─── 文本节选 ───

含新型沙克乳酸杆菌CVL-001菌株或其培养液的用于改善、预防或治疗骨病或代谢性疾病的组合物

在科学技术信息通信部的支持下，本发明通过项目2018R1A2B3004143完成，上述项目的研究管理专业机构为韩国研究财团，研究项目名称为“中级研究员支持项目”，研究技术名称为“对于病原体感染的Nod2介导细胞/组织特异性防御系统相关研究”，主管机构为韩国全南大学产学协力团，研究期间为2018年3月1日～2022年2月28日。本申请要求2019年2月26日向韩国专利局提交的韩国专利申请第10-2019-0022670号、第10-2019-0022671号及在2020年2月3日向韩国专利局提交的韩国专利申请第10-2020-0012763号的优先权，通过引用将上述专利申请的全部公开内容并入本说明书。本发明涉及新型沙克乳酸杆菌(Lactobacillussakei)CVL-001菌株及其分离方法，更详细地涉及从泡菜分离并鉴定的新型沙克乳酸杆菌CVL-001菌株。并且，本发明涉及包含沙克乳酸杆菌CVL-001菌株或其培养液的用于改善、预防或治疗骨病或代谢性疾病的组合物，更详细地涉及包含保藏号为KCTC13816BP的新型沙克乳酸杆菌CVL-001菌株或其培养液的组合物针对骨病或代谢性疾病的改善效果、预防效果或治疗效果。

─── 可用数据 ───

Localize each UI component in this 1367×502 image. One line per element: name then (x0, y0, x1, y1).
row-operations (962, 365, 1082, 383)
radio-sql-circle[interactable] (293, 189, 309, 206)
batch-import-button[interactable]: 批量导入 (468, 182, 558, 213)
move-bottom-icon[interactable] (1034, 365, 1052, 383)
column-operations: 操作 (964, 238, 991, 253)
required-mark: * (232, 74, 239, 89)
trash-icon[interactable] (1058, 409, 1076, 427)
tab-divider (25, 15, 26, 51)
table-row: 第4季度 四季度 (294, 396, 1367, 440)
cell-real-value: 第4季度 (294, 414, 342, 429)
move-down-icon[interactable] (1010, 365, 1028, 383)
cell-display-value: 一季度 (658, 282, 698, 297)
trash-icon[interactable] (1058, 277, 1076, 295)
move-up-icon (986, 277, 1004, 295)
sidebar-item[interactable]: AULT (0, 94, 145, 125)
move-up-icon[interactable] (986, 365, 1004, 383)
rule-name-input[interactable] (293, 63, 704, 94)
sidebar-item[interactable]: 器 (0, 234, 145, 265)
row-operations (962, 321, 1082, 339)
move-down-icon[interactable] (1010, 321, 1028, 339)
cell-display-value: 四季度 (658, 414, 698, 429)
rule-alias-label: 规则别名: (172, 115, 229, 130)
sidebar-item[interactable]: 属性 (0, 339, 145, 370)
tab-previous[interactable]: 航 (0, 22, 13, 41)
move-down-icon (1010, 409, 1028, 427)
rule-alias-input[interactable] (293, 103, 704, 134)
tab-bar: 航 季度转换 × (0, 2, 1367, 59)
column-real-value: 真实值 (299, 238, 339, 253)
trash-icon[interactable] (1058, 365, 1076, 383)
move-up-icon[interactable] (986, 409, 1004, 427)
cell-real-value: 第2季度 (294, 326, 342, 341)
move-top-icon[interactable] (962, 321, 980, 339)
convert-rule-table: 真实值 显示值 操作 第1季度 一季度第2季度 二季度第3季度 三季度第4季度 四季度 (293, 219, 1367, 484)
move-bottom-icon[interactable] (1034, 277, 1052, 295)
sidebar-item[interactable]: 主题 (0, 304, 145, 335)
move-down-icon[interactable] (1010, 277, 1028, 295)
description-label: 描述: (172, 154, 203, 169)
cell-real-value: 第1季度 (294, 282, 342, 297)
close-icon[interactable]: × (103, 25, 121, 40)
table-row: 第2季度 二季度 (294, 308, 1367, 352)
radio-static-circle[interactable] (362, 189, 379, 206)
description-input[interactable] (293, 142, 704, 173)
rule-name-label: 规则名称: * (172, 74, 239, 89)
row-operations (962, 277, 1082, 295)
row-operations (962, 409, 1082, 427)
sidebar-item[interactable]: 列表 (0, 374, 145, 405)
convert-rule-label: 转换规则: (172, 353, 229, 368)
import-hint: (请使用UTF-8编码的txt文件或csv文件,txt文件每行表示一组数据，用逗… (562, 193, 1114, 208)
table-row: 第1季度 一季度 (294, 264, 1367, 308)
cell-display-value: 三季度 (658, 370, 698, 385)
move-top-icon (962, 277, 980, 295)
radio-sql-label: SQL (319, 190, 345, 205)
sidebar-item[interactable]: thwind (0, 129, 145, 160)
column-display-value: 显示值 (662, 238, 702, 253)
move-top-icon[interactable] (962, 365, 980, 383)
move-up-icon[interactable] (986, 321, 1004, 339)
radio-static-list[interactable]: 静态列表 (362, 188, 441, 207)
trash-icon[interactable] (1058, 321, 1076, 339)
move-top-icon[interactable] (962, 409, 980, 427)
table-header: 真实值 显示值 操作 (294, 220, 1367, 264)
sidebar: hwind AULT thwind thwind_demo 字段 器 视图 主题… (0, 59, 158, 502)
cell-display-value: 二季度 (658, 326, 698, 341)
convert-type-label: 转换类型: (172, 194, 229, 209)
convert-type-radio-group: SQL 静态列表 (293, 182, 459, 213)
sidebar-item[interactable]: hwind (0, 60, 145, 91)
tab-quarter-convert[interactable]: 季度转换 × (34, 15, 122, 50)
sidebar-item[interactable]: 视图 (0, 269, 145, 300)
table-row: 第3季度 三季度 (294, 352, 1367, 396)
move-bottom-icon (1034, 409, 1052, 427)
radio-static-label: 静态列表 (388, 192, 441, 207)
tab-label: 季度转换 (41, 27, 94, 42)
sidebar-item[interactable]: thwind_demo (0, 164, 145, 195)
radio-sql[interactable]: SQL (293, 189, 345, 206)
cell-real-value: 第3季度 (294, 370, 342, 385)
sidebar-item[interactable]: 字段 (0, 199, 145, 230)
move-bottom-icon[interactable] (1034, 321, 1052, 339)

───

● 问题
逐字返回文本节选中从“含新型沙克乳酸杆菌CVL-0”起一直到“善效果、预防效果或治疗效果。”为止的全部内容。 以上材料是独立内容，与文本节选无关。

● 参考答案
含新型沙克乳酸杆菌CVL-001菌株或其培养液的用于改善、预防或治疗骨病或代谢性疾病的组合物

在科学技术信息通信部的支持下，本发明通过项目2018R1A2B3004143完成，上述项目的研究管理专业机构为韩国研究财团，研究项目名称为“中级研究员支持项目”，研究技术名称为“对于病原体感染的Nod2介导细胞/组织特异性防御系统相关研究”，主管机构为韩国全南大学产学协力团，研究期间为2018年3月1日～2022年2月28日。本申请要求2019年2月26日向韩国专利局提交的韩国专利申请第10-2019-0022670号、第10-2019-0022671号及在2020年2月3日向韩国专利局提交的韩国专利申请第10-2020-0012763号的优先权，通过引用将上述专利申请的全部公开内容并入本说明书。本发明涉及新型沙克乳酸杆菌(Lactobacillussakei)CVL-001菌株及其分离方法，更详细地涉及从泡菜分离并鉴定的新型沙克乳酸杆菌CVL-001菌株。并且，本发明涉及包含沙克乳酸杆菌CVL-001菌株或其培养液的用于改善、预防或治疗骨病或代谢性疾病的组合物，更详细地涉及包含保藏号为KCTC13816BP的新型沙克乳酸杆菌CVL-001菌株或其培养液的组合物针对骨病或代谢性疾病的改善效果、预防效果或治疗效果。